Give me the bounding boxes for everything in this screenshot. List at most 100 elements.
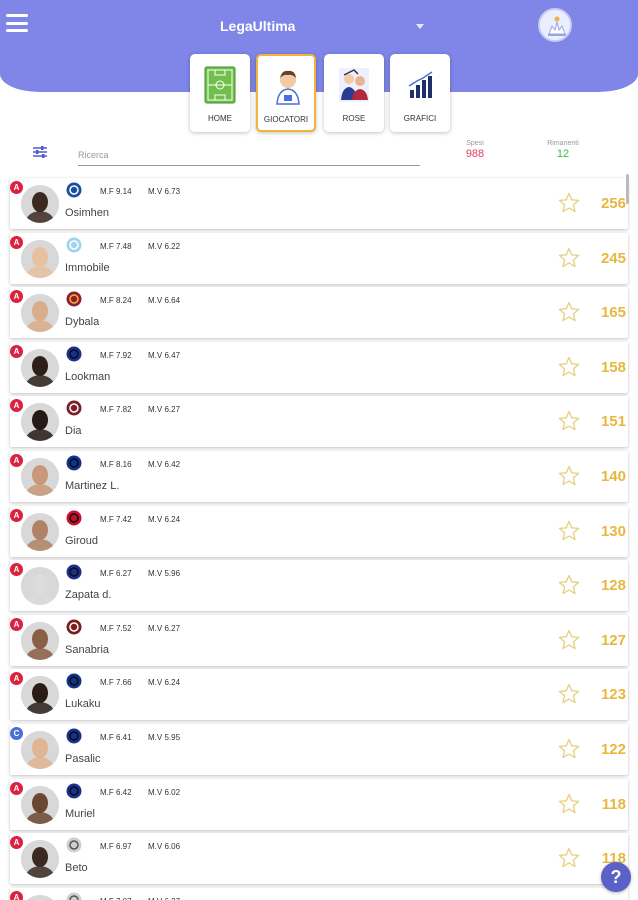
player-price: 256 [600,195,626,212]
favorite-star-icon[interactable] [557,246,581,270]
atalanta-crest-icon [66,346,82,362]
player-row[interactable]: A M.F 7.82 M.V 6.27 Dia 151 [10,396,628,448]
player-price: 245 [600,249,626,267]
player-row[interactable]: AM.F 7.07M.V 6.37 [10,887,628,900]
vote-average: M.V 6.27 [148,623,181,633]
player-price: 130 [600,522,626,540]
favorite-star-icon[interactable] [557,737,581,761]
player-row[interactable]: A M.F 8.16 M.V 6.42 Martinez L. 140 [10,451,628,502]
udinese-crest-icon [66,892,82,900]
player-photo [21,294,59,333]
atalanta-crest-icon [66,728,82,744]
player-row[interactable]: C M.F 6.41 M.V 5.95 Pasalic 122 [10,724,628,775]
milan-crest-icon [66,510,82,526]
player-row[interactable]: A M.F 7.52 M.V 6.27 Sanabria 127 [10,614,628,666]
team-roster-icon [339,68,369,102]
player-name: Lookman [65,370,111,383]
favorite-star-icon[interactable] [557,355,581,379]
player-name: Zapata d. [65,589,112,602]
fanta-average: M.F 8.16 [100,460,132,469]
udinese-crest-icon [66,837,82,853]
player-name: Osimhen [65,207,110,219]
nav-tile-grafici[interactable]: GRAFICI [390,54,450,132]
list-scrollbar[interactable] [626,174,629,204]
player-name: Giroud [65,534,99,547]
favorite-star-icon[interactable] [557,846,581,870]
favorite-star-icon[interactable] [557,682,581,706]
fanta-average: M.F 7.92 [100,350,132,360]
player-row[interactable]: A M.F 7.48 M.V 6.22 Immobile 245 [10,232,628,284]
player-row[interactable]: A M.F 7.66 M.V 6.24 Lukaku 123 [10,669,628,721]
player-price: 158 [600,358,626,376]
favorite-star-icon[interactable] [557,409,581,433]
fanta-average: M.F 7.82 [100,405,132,415]
favorite-star-icon[interactable] [557,464,581,488]
favorite-star-icon[interactable] [557,519,581,543]
rimanenti-stat: Rimanenti 12 [538,140,588,160]
vote-average: M.V 6.24 [148,678,181,688]
player-avatar-icon [276,70,300,105]
favorite-star-icon[interactable] [557,628,581,652]
favorite-star-icon[interactable] [557,792,581,816]
nav-tile-home[interactable]: HOME [190,54,250,132]
player-price: 127 [600,631,626,649]
role-badge: A [10,781,23,795]
player-row[interactable]: A M.F 6.97 M.V 6.06 Beto 118 [10,833,628,885]
player-photo [21,458,59,496]
player-photo [21,239,59,278]
vote-average: M.V 6.06 [148,842,181,852]
role-badge: A [10,890,23,900]
player-row[interactable]: A M.F 8.24 M.V 6.64 Dybala 165 [10,287,628,339]
rimanenti-label: Rimanenti [547,140,579,147]
vote-average: M.V 5.96 [148,569,181,579]
favorite-star-icon[interactable] [557,300,581,324]
inter-crest-icon [66,673,82,689]
fanta-average: M.F 7.42 [100,514,132,524]
player-name: Beto [65,862,88,875]
role-badge: C [10,727,23,740]
nav-tile-rose[interactable]: ROSE [324,54,384,132]
favorite-star-icon[interactable] [557,191,581,215]
role-badge: A [10,399,23,413]
hamburger-menu-icon[interactable] [6,14,28,32]
player-price: 165 [600,304,626,322]
role-badge: A [10,290,23,304]
role-badge: A [10,508,23,522]
nav-label-grafici: GRAFICI [403,114,437,123]
role-badge: A [10,454,23,467]
league-selector[interactable]: LegaUltima [200,16,440,40]
nav-tile-giocatori[interactable]: GIOCATORI [256,54,316,132]
filter-sliders-icon[interactable] [32,144,48,160]
fanta-average: M.F 8.24 [100,296,132,306]
league-title: LegaUltima [220,18,296,34]
rimanenti-value: 12 [556,148,570,160]
player-row[interactable]: A M.F 9.14 M.V 6.73 Osimhen 256 [10,178,628,229]
player-photo [21,731,59,769]
player-name: Martinez L. [65,480,120,492]
player-name: Dybala [65,316,100,329]
player-name: Lukaku [65,698,101,711]
app-screen: LegaUltima HOME GIOCATORI ROSE GRAFICI R… [0,0,638,900]
inter-crest-icon [66,455,82,471]
player-row[interactable]: A M.F 7.92 M.V 6.47 Lookman 158 [10,341,628,393]
search-input[interactable] [78,144,420,166]
vote-average: M.V 6.42 [148,460,181,469]
player-row[interactable]: A M.F 6.42 M.V 6.02 Muriel 118 [10,778,628,830]
league-logo[interactable] [538,8,572,42]
vote-average: M.V 6.02 [148,787,181,797]
favorite-star-icon[interactable] [557,573,581,597]
main-nav: HOME GIOCATORI ROSE GRAFICI [0,54,638,134]
football-pitch-icon [204,66,236,104]
fanta-average: M.F 7.52 [100,623,132,633]
vote-average: M.V 6.64 [148,296,181,306]
player-photo [21,512,59,551]
role-badge: A [10,563,23,577]
player-row[interactable]: A M.F 6.27 M.V 5.96 Zapata d. 128 [10,560,628,612]
player-price: 128 [600,577,626,595]
fanta-average: M.F 7.48 [100,241,132,251]
player-row[interactable]: A M.F 7.42 M.V 6.24 Giroud 130 [10,505,628,557]
player-price: 140 [600,468,626,485]
help-button[interactable]: ? [601,862,631,892]
fanta-average: M.F 6.97 [100,842,132,852]
player-name: Muriel [65,807,95,820]
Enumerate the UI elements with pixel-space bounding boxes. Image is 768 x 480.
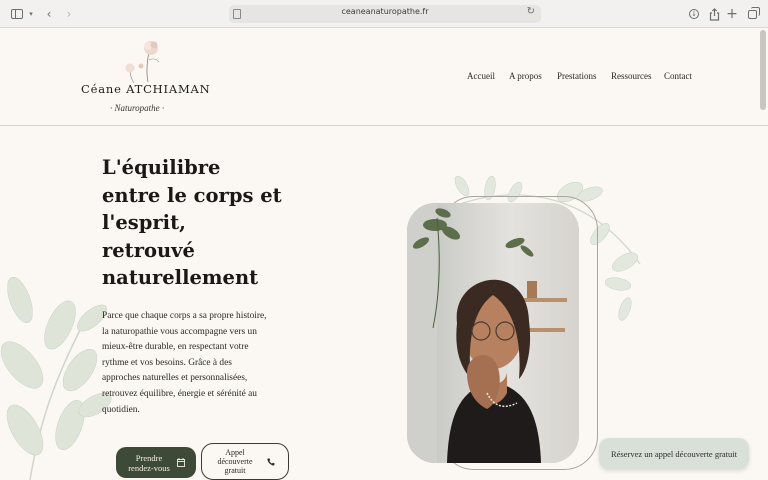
phone-icon (267, 458, 275, 466)
chevron-down-icon[interactable]: ▾ (28, 6, 34, 22)
site-header: Céane ATCHIAMAN · Naturopathe · Accueil … (0, 28, 768, 126)
sidebar-icon[interactable] (10, 6, 24, 22)
share-icon[interactable] (708, 6, 720, 22)
tabs-overview-icon[interactable] (746, 6, 760, 22)
download-icon[interactable]: ↓ (688, 6, 700, 22)
floating-booking-button[interactable]: Réservez un appel découverte gratuit (599, 438, 749, 469)
nav-item-ressources[interactable]: Ressources (611, 71, 652, 81)
calendar-icon (177, 458, 185, 467)
new-tab-icon[interactable]: + (726, 6, 738, 22)
back-arrow-icon[interactable]: ‹ (44, 6, 54, 22)
portrait-photo (407, 203, 579, 463)
free-discovery-call-button[interactable]: Appel découverte gratuit (201, 443, 289, 480)
forward-arrow-icon[interactable]: › (64, 6, 74, 22)
nav-item-contact[interactable]: Contact (664, 71, 692, 81)
reload-icon[interactable]: ↻ (527, 6, 535, 17)
url-text: ceaneanaturopathe.fr (341, 7, 429, 16)
main-nav: Accueil A propos Prestations Ressources … (0, 71, 768, 85)
logo-subtitle: · Naturopathe · (110, 103, 165, 113)
hero-title: L'équilibre entre le corps et l'esprit, … (102, 156, 282, 289)
browser-toolbar: ▾ ‹ › ceaneanaturopathe.fr ↻ ↓ + (0, 0, 768, 28)
nav-item-prestations[interactable]: Prestations (557, 71, 597, 81)
book-appointment-button[interactable]: Prendre rendez-vous (116, 447, 196, 478)
book-appointment-label: Prendre rendez-vous (128, 452, 170, 473)
nav-item-accueil[interactable]: Accueil (467, 71, 495, 81)
address-bar[interactable]: ceaneanaturopathe.fr ↻ (229, 5, 541, 23)
hero-description: Parce que chaque corps a sa propre histo… (102, 311, 267, 415)
free-discovery-call-label: Appel découverte gratuit (217, 448, 253, 475)
scrollbar[interactable] (760, 30, 766, 110)
nav-item-a-propos[interactable]: A propos (509, 71, 542, 81)
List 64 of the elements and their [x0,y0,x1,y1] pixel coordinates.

# [WHAT YOU WILL DO]
Rewrite the records with every "player-price" changed to "player-cost" and nothing else altered. Omit the pictures.

# [RESULT]
Give me the bounding boxes for everything in this screenshot. List at most 100 elements.
player-cost: 256 [600,195,626,212]
favorite-star-icon[interactable] [557,246,581,270]
atalanta-crest-icon [66,346,82,362]
player-row[interactable]: A M.F 7.82 M.V 6.27 Dia 151 [10,396,628,448]
player-cost: 245 [600,249,626,267]
player-row[interactable]: AM.F 7.07M.V 6.37 [10,887,628,900]
vote-average: M.V 6.27 [148,623,181,633]
player-cost: 130 [600,522,626,540]
favorite-star-icon[interactable] [557,737,581,761]
player-row[interactable]: A M.F 8.16 M.V 6.42 Martinez L. 140 [10,451,628,502]
udinese-crest-icon [66,892,82,900]
player-photo [21,294,59,333]
atalanta-crest-icon [66,728,82,744]
player-row[interactable]: C M.F 6.41 M.V 5.95 Pasalic 122 [10,724,628,775]
milan-crest-icon [66,510,82,526]
player-row[interactable]: A M.F 7.52 M.V 6.27 Sanabria 127 [10,614,628,666]
team-roster-icon [339,68,369,102]
player-name: Lookman [65,370,111,383]
favorite-star-icon[interactable] [557,355,581,379]
player-name: Zapata d. [65,589,112,602]
fanta-average: M.F 8.16 [100,460,132,469]
udinese-crest-icon [66,837,82,853]
player-name: Osimhen [65,207,110,219]
nav-tile-grafici[interactable]: GRAFICI [390,54,450,132]
list-scrollbar[interactable] [626,174,629,204]
player-name: Giroud [65,534,99,547]
favorite-star-icon[interactable] [557,846,581,870]
favorite-star-icon[interactable] [557,682,581,706]
fanta-average: M.F 7.92 [100,350,132,360]
player-row[interactable]: A M.F 7.48 M.V 6.22 Immobile 245 [10,232,628,284]
player-row[interactable]: A M.F 7.66 M.V 6.24 Lukaku 123 [10,669,628,721]
player-cost: 158 [600,358,626,376]
favorite-star-icon[interactable] [557,409,581,433]
fanta-average: M.F 7.82 [100,405,132,415]
favorite-star-icon[interactable] [557,464,581,488]
favorite-star-icon[interactable] [557,519,581,543]
rimanenti-stat: Rimanenti 12 [538,140,588,160]
vote-average: M.V 6.24 [148,678,181,688]
player-avatar-icon [276,70,300,105]
favorite-star-icon[interactable] [557,628,581,652]
favorite-star-icon[interactable] [557,792,581,816]
nav-tile-home[interactable]: HOME [190,54,250,132]
player-cost: 127 [600,631,626,649]
role-badge: A [10,781,23,795]
player-row[interactable]: A M.F 6.97 M.V 6.06 Beto 118 [10,833,628,885]
player-photo [21,458,59,496]
player-photo [21,239,59,278]
vote-average: M.V 6.06 [148,842,181,852]
role-badge: A [10,890,23,900]
player-row[interactable]: A M.F 8.24 M.V 6.64 Dybala 165 [10,287,628,339]
rimanenti-label: Rimanenti [547,140,579,147]
vote-average: M.V 5.96 [148,569,181,579]
favorite-star-icon[interactable] [557,300,581,324]
inter-crest-icon [66,673,82,689]
fanta-average: M.F 7.42 [100,514,132,524]
player-name: Beto [65,862,88,875]
role-badge: C [10,727,23,740]
nav-tile-rose[interactable]: ROSE [324,54,384,132]
favorite-star-icon[interactable] [557,191,581,215]
role-badge: A [10,399,23,413]
hamburger-menu-icon[interactable] [6,14,28,32]
player-cost: 165 [600,304,626,322]
role-badge: A [10,290,23,304]
role-badge: A [10,508,23,522]
nav-label-grafici: GRAFICI [403,114,437,123]
role-badge: A [10,454,23,467]
league-selector[interactable]: LegaUltima [200,16,440,40]
nav-tile-giocatori[interactable]: GIOCATORI [256,54,316,132]
filter-sliders-icon[interactable] [32,144,48,160]
fanta-average: M.F 8.24 [100,296,132,306]
league-title: LegaUltima [220,18,296,34]
rimanenti-value: 12 [556,148,570,160]
player-row[interactable]: A M.F 9.14 M.V 6.73 Osimhen 256 [10,178,628,229]
player-photo [21,731,59,769]
player-name: Martinez L. [65,480,120,492]
player-name: Dybala [65,316,100,329]
player-name: Lukaku [65,698,101,711]
app-screen: LegaUltima HOME GIOCATORI ROSE GRAFICI R… [0,0,638,900]
inter-crest-icon [66,455,82,471]
player-row[interactable]: A M.F 7.92 M.V 6.47 Lookman 158 [10,341,628,393]
search-input[interactable] [78,144,420,166]
vote-average: M.V 6.42 [148,460,181,469]
player-row[interactable]: A M.F 6.42 M.V 6.02 Muriel 118 [10,778,628,830]
league-logo[interactable] [538,8,572,42]
vote-average: M.V 6.02 [148,787,181,797]
favorite-star-icon[interactable] [557,573,581,597]
main-nav: HOME GIOCATORI ROSE GRAFICI [0,54,638,134]
football-pitch-icon [204,66,236,104]
fanta-average: M.F 7.52 [100,623,132,633]
vote-average: M.V 6.64 [148,296,181,306]
player-photo [21,512,59,551]
role-badge: A [10,563,23,577]
player-row[interactable]: A M.F 6.27 M.V 5.96 Zapata d. 128 [10,560,628,612]
player-cost: 128 [600,577,626,595]
fanta-average: M.F 7.48 [100,241,132,251]
player-row[interactable]: A M.F 7.42 M.V 6.24 Giroud 130 [10,505,628,557]
player-cost: 140 [600,468,626,485]
help-button[interactable]: ? [601,862,631,892]
fanta-average: M.F 6.97 [100,842,132,852]
player-name: Muriel [65,807,95,820]
Enumerate the UI elements with pixel-space bounding boxes. Image is 768 x 480.
phone-icon (267, 458, 275, 466)
chevron-down-icon[interactable]: ▾ (28, 6, 34, 22)
site-header: Céane ATCHIAMAN · Naturopathe · Accueil … (0, 28, 768, 126)
sidebar-icon[interactable] (10, 6, 24, 22)
share-icon[interactable] (708, 6, 720, 22)
tabs-overview-icon[interactable] (746, 6, 760, 22)
download-icon[interactable]: ↓ (688, 6, 700, 22)
floating-booking-button[interactable]: Réservez un appel découverte gratuit (599, 438, 749, 469)
nav-item-ressources[interactable]: Ressources (611, 71, 652, 81)
calendar-icon (177, 458, 185, 467)
new-tab-icon[interactable]: + (726, 6, 738, 22)
back-arrow-icon[interactable]: ‹ (44, 6, 54, 22)
portrait-photo (407, 203, 579, 463)
free-discovery-call-button[interactable]: Appel découverte gratuit (201, 443, 289, 480)
forward-arrow-icon[interactable]: › (64, 6, 74, 22)
nav-item-contact[interactable]: Contact (664, 71, 692, 81)
reload-icon[interactable]: ↻ (527, 6, 535, 17)
url-text: ceaneanaturopathe.fr (341, 7, 429, 16)
main-nav: Accueil A propos Prestations Ressources … (0, 71, 768, 85)
logo-subtitle: · Naturopathe · (110, 103, 165, 113)
hero-title: L'équilibre entre le corps et l'esprit, … (102, 156, 282, 289)
browser-toolbar: ▾ ‹ › ceaneanaturopathe.fr ↻ ↓ + (0, 0, 768, 28)
nav-item-prestations[interactable]: Prestations (557, 71, 597, 81)
book-appointment-button[interactable]: Prendre rendez-vous (116, 447, 196, 478)
book-appointment-label: Prendre rendez-vous (128, 452, 170, 473)
nav-item-accueil[interactable]: Accueil (467, 71, 495, 81)
address-bar[interactable]: ceaneanaturopathe.fr ↻ (229, 5, 541, 23)
hero-description: Parce que chaque corps a sa propre histo… (102, 311, 267, 415)
free-discovery-call-label: Appel découverte gratuit (217, 448, 253, 475)
scrollbar[interactable] (760, 30, 766, 110)
nav-item-a-propos[interactable]: A propos (509, 71, 542, 81)
List 64 of the elements and their [x0,y0,x1,y1] pixel coordinates.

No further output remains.